▶ **本文**:
Docker では、--cpus の代わりに --cpuset-cpus オプションを使用してコンテナを起動します。

CPU プラグインを使用して推論を実行する場合、次のような構成パラメーターを調整することも有益な場合があります:

パラメーター

説明

INFERENCE_NUM_THREADS

CPU プラグインが推論に使用するスレッドの数を指定します。

AFFINITY

推論スレッドを CPU コアにバインドします。

NUM_STREAMS

スループット・モードの実行ストリーム数を指定します。

ENABLE_CPU_PINNING

このプロパティーにより、推論中に CPU スレッドを固定できるようになります。

注: すべてのパラメーターの詳細については、OpenVINO デバイスのプロパティーを参照してください。

▶ **演習の要件**: 本文のうち、「Docker では、--cpus の代わりに」を含む語句で始まり「CPU プラグインが推論に使用するスレッドの数を指定します。」で終わる部分を、一字一句違えずに打ち直してください。

▶ **演習データ**:
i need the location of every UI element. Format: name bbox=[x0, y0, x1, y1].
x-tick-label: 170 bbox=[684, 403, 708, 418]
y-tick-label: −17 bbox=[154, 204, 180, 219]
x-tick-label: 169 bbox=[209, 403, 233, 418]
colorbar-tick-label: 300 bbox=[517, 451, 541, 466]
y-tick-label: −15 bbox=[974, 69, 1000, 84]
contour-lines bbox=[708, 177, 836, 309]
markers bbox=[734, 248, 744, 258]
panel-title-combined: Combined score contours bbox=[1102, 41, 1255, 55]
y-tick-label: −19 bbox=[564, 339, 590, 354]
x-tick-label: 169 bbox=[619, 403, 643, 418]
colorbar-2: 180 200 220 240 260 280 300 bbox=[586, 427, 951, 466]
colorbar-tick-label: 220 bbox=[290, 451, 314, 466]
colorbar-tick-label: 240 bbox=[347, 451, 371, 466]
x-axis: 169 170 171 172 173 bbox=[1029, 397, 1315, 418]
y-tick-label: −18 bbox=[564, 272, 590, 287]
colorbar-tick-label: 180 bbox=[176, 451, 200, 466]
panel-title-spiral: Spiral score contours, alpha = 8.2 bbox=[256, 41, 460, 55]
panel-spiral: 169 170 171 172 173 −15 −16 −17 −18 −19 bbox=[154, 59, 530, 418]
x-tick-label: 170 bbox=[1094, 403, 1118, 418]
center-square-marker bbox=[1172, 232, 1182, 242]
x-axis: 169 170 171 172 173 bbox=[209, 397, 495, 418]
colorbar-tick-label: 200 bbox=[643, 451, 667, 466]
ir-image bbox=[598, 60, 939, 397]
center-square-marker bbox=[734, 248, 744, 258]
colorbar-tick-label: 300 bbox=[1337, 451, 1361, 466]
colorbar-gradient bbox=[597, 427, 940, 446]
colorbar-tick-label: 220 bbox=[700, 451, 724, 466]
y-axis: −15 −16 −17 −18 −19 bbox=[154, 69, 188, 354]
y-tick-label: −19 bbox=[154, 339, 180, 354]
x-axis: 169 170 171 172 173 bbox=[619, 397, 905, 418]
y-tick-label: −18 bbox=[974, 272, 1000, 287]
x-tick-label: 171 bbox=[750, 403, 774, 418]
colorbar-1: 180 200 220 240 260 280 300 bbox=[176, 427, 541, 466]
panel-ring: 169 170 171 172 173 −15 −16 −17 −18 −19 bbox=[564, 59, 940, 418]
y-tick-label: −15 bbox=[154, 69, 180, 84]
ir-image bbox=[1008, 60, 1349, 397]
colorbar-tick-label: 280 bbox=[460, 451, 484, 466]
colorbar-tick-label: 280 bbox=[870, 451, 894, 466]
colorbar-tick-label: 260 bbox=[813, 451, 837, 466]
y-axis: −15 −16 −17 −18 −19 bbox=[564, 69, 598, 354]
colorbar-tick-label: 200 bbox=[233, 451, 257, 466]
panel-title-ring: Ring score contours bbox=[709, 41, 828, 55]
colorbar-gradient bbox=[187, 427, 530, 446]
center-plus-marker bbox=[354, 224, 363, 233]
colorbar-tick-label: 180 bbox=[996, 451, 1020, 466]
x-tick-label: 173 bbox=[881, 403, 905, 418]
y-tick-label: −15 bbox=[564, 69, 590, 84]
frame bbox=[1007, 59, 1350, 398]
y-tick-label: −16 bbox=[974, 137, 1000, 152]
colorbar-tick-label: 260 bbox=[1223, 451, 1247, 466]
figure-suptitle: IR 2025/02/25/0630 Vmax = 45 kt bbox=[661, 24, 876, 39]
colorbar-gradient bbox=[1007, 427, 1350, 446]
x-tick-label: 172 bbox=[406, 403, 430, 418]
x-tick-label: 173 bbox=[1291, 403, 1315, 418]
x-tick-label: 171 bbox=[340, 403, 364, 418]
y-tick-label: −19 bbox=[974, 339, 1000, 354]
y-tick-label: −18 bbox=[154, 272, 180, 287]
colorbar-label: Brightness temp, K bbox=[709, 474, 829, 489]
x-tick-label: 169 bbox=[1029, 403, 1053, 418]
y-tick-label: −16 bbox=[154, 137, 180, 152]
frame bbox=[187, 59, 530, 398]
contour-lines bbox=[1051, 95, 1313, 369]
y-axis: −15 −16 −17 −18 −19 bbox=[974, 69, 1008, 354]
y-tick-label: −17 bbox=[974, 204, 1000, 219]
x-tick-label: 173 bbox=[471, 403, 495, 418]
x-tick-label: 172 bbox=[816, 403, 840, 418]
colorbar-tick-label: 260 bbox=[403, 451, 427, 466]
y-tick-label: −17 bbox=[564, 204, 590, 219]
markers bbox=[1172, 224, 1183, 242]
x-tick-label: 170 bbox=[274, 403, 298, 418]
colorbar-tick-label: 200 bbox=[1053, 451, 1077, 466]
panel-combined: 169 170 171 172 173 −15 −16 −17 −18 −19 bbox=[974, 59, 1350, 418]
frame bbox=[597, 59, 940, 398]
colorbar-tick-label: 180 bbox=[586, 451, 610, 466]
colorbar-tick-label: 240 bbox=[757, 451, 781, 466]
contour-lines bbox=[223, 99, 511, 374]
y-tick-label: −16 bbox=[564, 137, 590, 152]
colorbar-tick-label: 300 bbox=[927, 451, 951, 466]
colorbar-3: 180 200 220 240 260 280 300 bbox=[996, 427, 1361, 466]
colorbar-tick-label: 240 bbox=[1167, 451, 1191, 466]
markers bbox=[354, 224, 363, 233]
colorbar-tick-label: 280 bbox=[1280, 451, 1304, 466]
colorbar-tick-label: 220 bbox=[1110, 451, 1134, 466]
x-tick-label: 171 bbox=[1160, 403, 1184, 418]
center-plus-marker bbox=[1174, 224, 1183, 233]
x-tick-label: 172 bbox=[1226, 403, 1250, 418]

▶ **演習への解答**:
Docker では、--cpus の代わりに --cpuset-cpus オプションを使用してコンテナを起動します。

CPU プラグインを使用して推論を実行する場合、次のような構成パラメーターを調整することも有益な場合があります:

パラメーター

説明

INFERENCE_NUM_THREADS

CPU プラグインが推論に使用するスレッドの数を指定します。